Output the material beneath exactly, leaving nothing out.

Record list:
--- --- ---

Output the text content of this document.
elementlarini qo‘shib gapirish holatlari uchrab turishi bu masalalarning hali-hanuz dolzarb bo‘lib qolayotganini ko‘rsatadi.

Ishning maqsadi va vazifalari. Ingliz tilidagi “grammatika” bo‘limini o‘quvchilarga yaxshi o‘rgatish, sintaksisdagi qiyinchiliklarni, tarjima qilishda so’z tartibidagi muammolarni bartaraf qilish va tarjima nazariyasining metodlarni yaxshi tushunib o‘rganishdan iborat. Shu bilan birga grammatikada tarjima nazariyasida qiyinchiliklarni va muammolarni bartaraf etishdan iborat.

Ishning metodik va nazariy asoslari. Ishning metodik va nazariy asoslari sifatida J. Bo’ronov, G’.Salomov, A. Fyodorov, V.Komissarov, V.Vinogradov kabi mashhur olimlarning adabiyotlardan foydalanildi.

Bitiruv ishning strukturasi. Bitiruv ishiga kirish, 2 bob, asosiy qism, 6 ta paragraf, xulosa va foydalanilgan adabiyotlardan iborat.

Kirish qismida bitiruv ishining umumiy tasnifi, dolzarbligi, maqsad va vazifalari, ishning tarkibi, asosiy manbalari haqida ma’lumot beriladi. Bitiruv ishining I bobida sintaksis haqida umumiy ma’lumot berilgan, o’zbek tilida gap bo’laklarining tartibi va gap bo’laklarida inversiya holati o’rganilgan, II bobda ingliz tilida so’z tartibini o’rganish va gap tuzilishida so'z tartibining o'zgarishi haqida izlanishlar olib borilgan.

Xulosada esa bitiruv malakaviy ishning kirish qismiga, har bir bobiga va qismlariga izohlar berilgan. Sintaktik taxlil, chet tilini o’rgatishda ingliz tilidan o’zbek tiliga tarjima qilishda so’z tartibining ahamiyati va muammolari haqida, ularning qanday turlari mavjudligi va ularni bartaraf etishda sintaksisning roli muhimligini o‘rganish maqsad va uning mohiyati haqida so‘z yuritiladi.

--- --- ---

Completed task:
Output the text content of this document.
elementlarini qo‘shib gapirish holatlari uchrab turishi bu masalalarning hali-hanuz dolzarb bo‘lib qolayotganini ko‘rsatadi.

Ishning maqsadi va vazifalari. Ingliz tilidagi “grammatika” bo‘limini o‘quvchilarga yaxshi o‘rgatish, sintaksisdagi qiyinchiliklarni, tarjima qilishda so’z tartibidagi muammolarni bartaraf qilish va tarjima nazariyasining metodlarni yaxshi tushunib o‘rganishdan iborat. Shu bilan birga grammatikada tarjima nazariyasida qiyinchiliklarni va muammolarni bartaraf etishdan iborat.

Ishning metodik va nazariy asoslari. Ishning metodik va nazariy asoslari sifatida J. Bo’ronov, G’.Salomov, A. Fyodorov, V.Komissarov, V.Vinogradov kabi mashhur olimlarning adabiyotlardan foydalanildi.

Bitiruv ishning strukturasi. Bitiruv ishiga kirish, 2 bob, asosiy qism, 6 ta paragraf, xulosa va foydalanilgan adabiyotlardan iborat.

Kirish qismida bitiruv ishining umumiy tasnifi, dolzarbligi, maqsad va vazifalari, ishning tarkibi, asosiy manbalari haqida ma’lumot beriladi. Bitiruv ishining I bobida sintaksis haqida umumiy ma’lumot berilgan, o’zbek tilida gap bo’laklarining tartibi va gap bo’laklarida inversiya holati o’rganilgan, II bobda ingliz tilida so’z tartibini o’rganish va gap tuzilishida so'z tartibining o'zgarishi haqida izlanishlar olib borilgan.

Xulosada esa bitiruv malakaviy ishning kirish qismiga, har bir bobiga va qismlariga izohlar berilgan. Sintaktik taxlil, chet tilini o’rgatishda ingliz tilidan o’zbek tiliga tarjima qilishda so’z tartibining ahamiyati va muammolari haqida, ularning qanday turlari mavjudligi va ularni bartaraf etishda sintaksisning roli muhimligini o‘rganish maqsad va uning mohiyati haqida so‘z yuritiladi.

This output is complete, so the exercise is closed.